### What is required
Reproduce every line of the listing as written, apart from the pictures.

Figure data in JSON:
^^^^^^^^

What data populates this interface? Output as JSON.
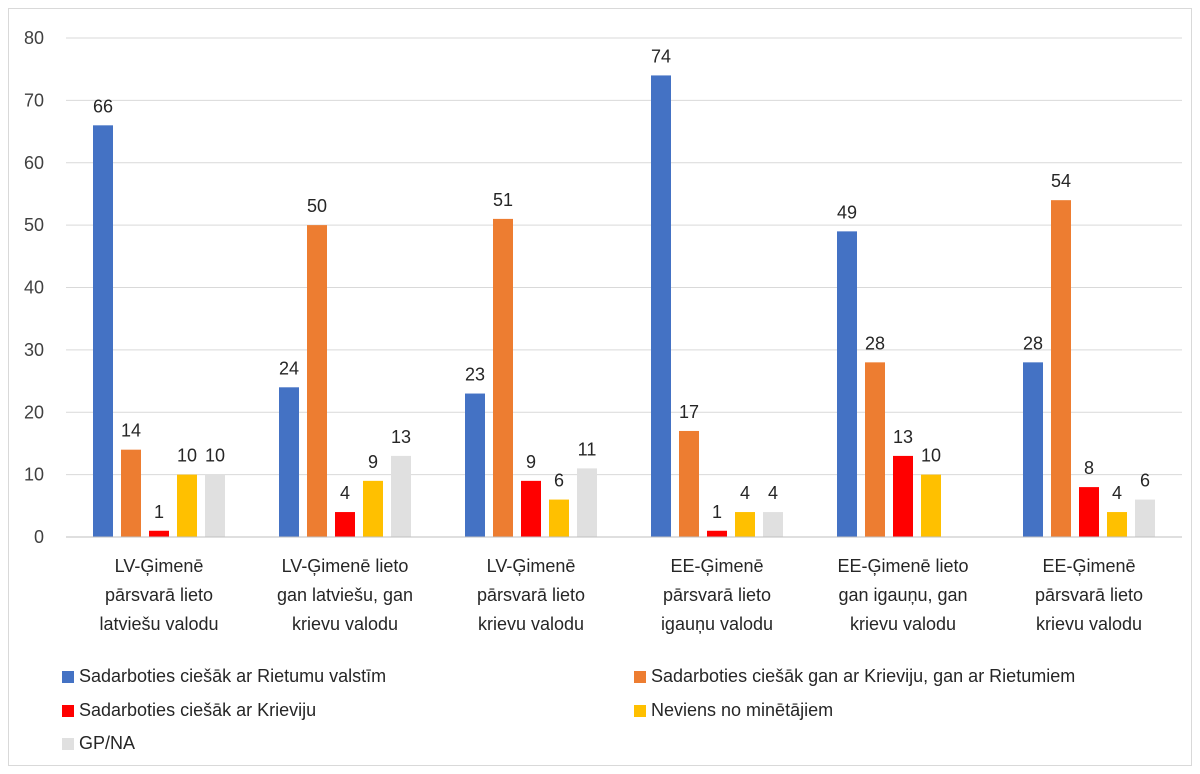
{
  "chart_data": {
    "type": "bar",
    "categories": [
      [
        "LV-Ģimenē",
        "pārsvarā lieto",
        "latviešu valodu"
      ],
      [
        "LV-Ģimenē lieto",
        "gan latviešu, gan",
        "krievu valodu"
      ],
      [
        "LV-Ģimenē",
        "pārsvarā lieto",
        "krievu valodu"
      ],
      [
        "EE-Ģimenē",
        "pārsvarā lieto",
        "igauņu valodu"
      ],
      [
        "EE-Ģimenē lieto",
        "gan igauņu, gan",
        "krievu valodu"
      ],
      [
        "EE-Ģimenē",
        "pārsvarā lieto",
        "krievu valodu"
      ]
    ],
    "series": [
      {
        "name": "Sadarboties ciešāk ar Rietumu valstīm",
        "color": "#4472C4",
        "values": [
          66,
          24,
          23,
          74,
          49,
          28
        ]
      },
      {
        "name": "Sadarboties ciešāk gan ar Krieviju, gan ar Rietumiem",
        "color": "#ED7D31",
        "values": [
          14,
          50,
          51,
          17,
          28,
          54
        ]
      },
      {
        "name": "Sadarboties ciešāk ar Krieviju",
        "color": "#FF0000",
        "values": [
          1,
          4,
          9,
          1,
          13,
          8
        ]
      },
      {
        "name": "Neviens no minētājiem",
        "color": "#FFC000",
        "values": [
          10,
          9,
          6,
          4,
          10,
          4
        ]
      },
      {
        "name": "GP/NA",
        "color": "#E0E0E0",
        "values": [
          10,
          13,
          11,
          4,
          null,
          6
        ]
      }
    ],
    "ylim": [
      0,
      80
    ],
    "yticks": [
      0,
      10,
      20,
      30,
      40,
      50,
      60,
      70,
      80
    ],
    "grid": true,
    "legend_position": "bottom"
  }
}
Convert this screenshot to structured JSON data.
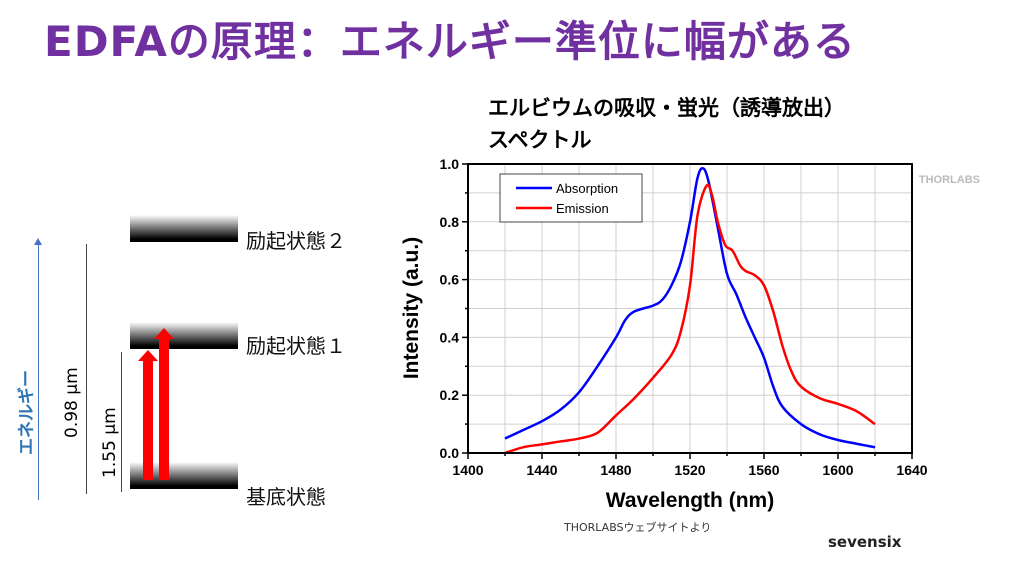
{
  "slide": {
    "title": "EDFAの原理：エネルギー準位に幅がある",
    "chart_title_line1": "エルビウムの吸収・蛍光（誘導放出）",
    "chart_title_line2": "スペクトル",
    "credit": "THORLABSウェブサイトより",
    "brand": "sevensix"
  },
  "diagram": {
    "energy_axis_label": "エネルギー",
    "energy_axis_color": "#4472c4",
    "levels": [
      "励起状態２",
      "励起状態１",
      "基底状態"
    ],
    "gap_098": "0.98 µm",
    "gap_155": "1.55 µm",
    "arrow_color": "#ff0000"
  },
  "chart_data": {
    "type": "line",
    "xlabel": "Wavelength (nm)",
    "ylabel": "Intensity (a.u.)",
    "xlim": [
      1400,
      1640
    ],
    "ylim": [
      0,
      1.0
    ],
    "xticks": [
      1400,
      1440,
      1480,
      1520,
      1560,
      1600,
      1640
    ],
    "yticks": [
      "0.0",
      "0.2",
      "0.4",
      "0.6",
      "0.8",
      "1.0"
    ],
    "grid": true,
    "legend": "top-left",
    "watermark": "THORLABS",
    "series": [
      {
        "name": "Absorption",
        "color": "#0000ff",
        "x": [
          1420,
          1430,
          1440,
          1450,
          1460,
          1470,
          1480,
          1485,
          1490,
          1500,
          1505,
          1510,
          1515,
          1520,
          1524,
          1527,
          1530,
          1535,
          1540,
          1545,
          1550,
          1555,
          1560,
          1565,
          1570,
          1580,
          1590,
          1600,
          1610,
          1620
        ],
        "y": [
          0.05,
          0.08,
          0.11,
          0.15,
          0.21,
          0.3,
          0.4,
          0.46,
          0.49,
          0.51,
          0.53,
          0.58,
          0.66,
          0.8,
          0.95,
          0.985,
          0.94,
          0.78,
          0.62,
          0.55,
          0.47,
          0.4,
          0.33,
          0.23,
          0.16,
          0.1,
          0.065,
          0.045,
          0.032,
          0.02
        ]
      },
      {
        "name": "Emission",
        "color": "#ff0000",
        "x": [
          1420,
          1430,
          1440,
          1450,
          1460,
          1470,
          1480,
          1490,
          1500,
          1510,
          1515,
          1520,
          1524,
          1529,
          1532,
          1535,
          1539,
          1543,
          1547,
          1550,
          1555,
          1560,
          1565,
          1570,
          1575,
          1580,
          1590,
          1600,
          1610,
          1620
        ],
        "y": [
          0.0,
          0.02,
          0.03,
          0.04,
          0.05,
          0.07,
          0.13,
          0.19,
          0.26,
          0.34,
          0.42,
          0.58,
          0.82,
          0.925,
          0.89,
          0.8,
          0.72,
          0.7,
          0.65,
          0.63,
          0.615,
          0.58,
          0.49,
          0.37,
          0.28,
          0.23,
          0.19,
          0.17,
          0.145,
          0.1
        ]
      }
    ]
  }
}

^^^^^^^^

### Answer
What data populates this interface? Output as JSON.
{
  "chart_data": {
    "type": "bar",
    "categories": [
      [
        "LV-Ģimenē",
        "pārsvarā lieto",
        "latviešu valodu"
      ],
      [
        "LV-Ģimenē lieto",
        "gan latviešu, gan",
        "krievu valodu"
      ],
      [
        "LV-Ģimenē",
        "pārsvarā lieto",
        "krievu valodu"
      ],
      [
        "EE-Ģimenē",
        "pārsvarā lieto",
        "igauņu valodu"
      ],
      [
        "EE-Ģimenē lieto",
        "gan igauņu, gan",
        "krievu valodu"
      ],
      [
        "EE-Ģimenē",
        "pārsvarā lieto",
        "krievu valodu"
      ]
    ],
    "series": [
      {
        "name": "Sadarboties ciešāk ar Rietumu valstīm",
        "color": "#4472C4",
        "values": [
          66,
          24,
          23,
          74,
          49,
          28
        ]
      },
      {
        "name": "Sadarboties ciešāk gan ar Krieviju, gan ar Rietumiem",
        "color": "#ED7D31",
        "values": [
          14,
          50,
          51,
          17,
          28,
          54
        ]
      },
      {
        "name": "Sadarboties ciešāk ar Krieviju",
        "color": "#FF0000",
        "values": [
          1,
          4,
          9,
          1,
          13,
          8
        ]
      },
      {
        "name": "Neviens no minētājiem",
        "color": "#FFC000",
        "values": [
          10,
          9,
          6,
          4,
          10,
          4
        ]
      },
      {
        "name": "GP/NA",
        "color": "#E0E0E0",
        "values": [
          10,
          13,
          11,
          4,
          null,
          6
        ]
      }
    ],
    "ylim": [
      0,
      80
    ],
    "yticks": [
      0,
      10,
      20,
      30,
      40,
      50,
      60,
      70,
      80
    ],
    "grid": true,
    "legend_position": "bottom"
  }
}
Convert this screenshot to structured JSON data.
{
  "slide": {
    "title": "EDFAの原理：エネルギー準位に幅がある",
    "chart_title_line1": "エルビウムの吸収・蛍光（誘導放出）",
    "chart_title_line2": "スペクトル",
    "credit": "THORLABSウェブサイトより",
    "brand": "sevensix"
  },
  "diagram": {
    "energy_axis_label": "エネルギー",
    "energy_axis_color": "#4472c4",
    "levels": [
      "励起状態２",
      "励起状態１",
      "基底状態"
    ],
    "gap_098": "0.98 µm",
    "gap_155": "1.55 µm",
    "arrow_color": "#ff0000"
  },
  "chart_data": {
    "type": "line",
    "xlabel": "Wavelength (nm)",
    "ylabel": "Intensity (a.u.)",
    "xlim": [
      1400,
      1640
    ],
    "ylim": [
      0,
      1.0
    ],
    "xticks": [
      1400,
      1440,
      1480,
      1520,
      1560,
      1600,
      1640
    ],
    "yticks": [
      "0.0",
      "0.2",
      "0.4",
      "0.6",
      "0.8",
      "1.0"
    ],
    "grid": true,
    "legend": "top-left",
    "watermark": "THORLABS",
    "series": [
      {
        "name": "Absorption",
        "color": "#0000ff",
        "x": [
          1420,
          1430,
          1440,
          1450,
          1460,
          1470,
          1480,
          1485,
          1490,
          1500,
          1505,
          1510,
          1515,
          1520,
          1524,
          1527,
          1530,
          1535,
          1540,
          1545,
          1550,
          1555,
          1560,
          1565,
          1570,
          1580,
          1590,
          1600,
          1610,
          1620
        ],
        "y": [
          0.05,
          0.08,
          0.11,
          0.15,
          0.21,
          0.3,
          0.4,
          0.46,
          0.49,
          0.51,
          0.53,
          0.58,
          0.66,
          0.8,
          0.95,
          0.985,
          0.94,
          0.78,
          0.62,
          0.55,
          0.47,
          0.4,
          0.33,
          0.23,
          0.16,
          0.1,
          0.065,
          0.045,
          0.032,
          0.02
        ]
      },
      {
        "name": "Emission",
        "color": "#ff0000",
        "x": [
          1420,
          1430,
          1440,
          1450,
          1460,
          1470,
          1480,
          1490,
          1500,
          1510,
          1515,
          1520,
          1524,
          1529,
          1532,
          1535,
          1539,
          1543,
          1547,
          1550,
          1555,
          1560,
          1565,
          1570,
          1575,
          1580,
          1590,
          1600,
          1610,
          1620
        ],
        "y": [
          0.0,
          0.02,
          0.03,
          0.04,
          0.05,
          0.07,
          0.13,
          0.19,
          0.26,
          0.34,
          0.42,
          0.58,
          0.82,
          0.925,
          0.89,
          0.8,
          0.72,
          0.7,
          0.65,
          0.63,
          0.615,
          0.58,
          0.49,
          0.37,
          0.28,
          0.23,
          0.19,
          0.17,
          0.145,
          0.1
        ]
      }
    ]
  }
}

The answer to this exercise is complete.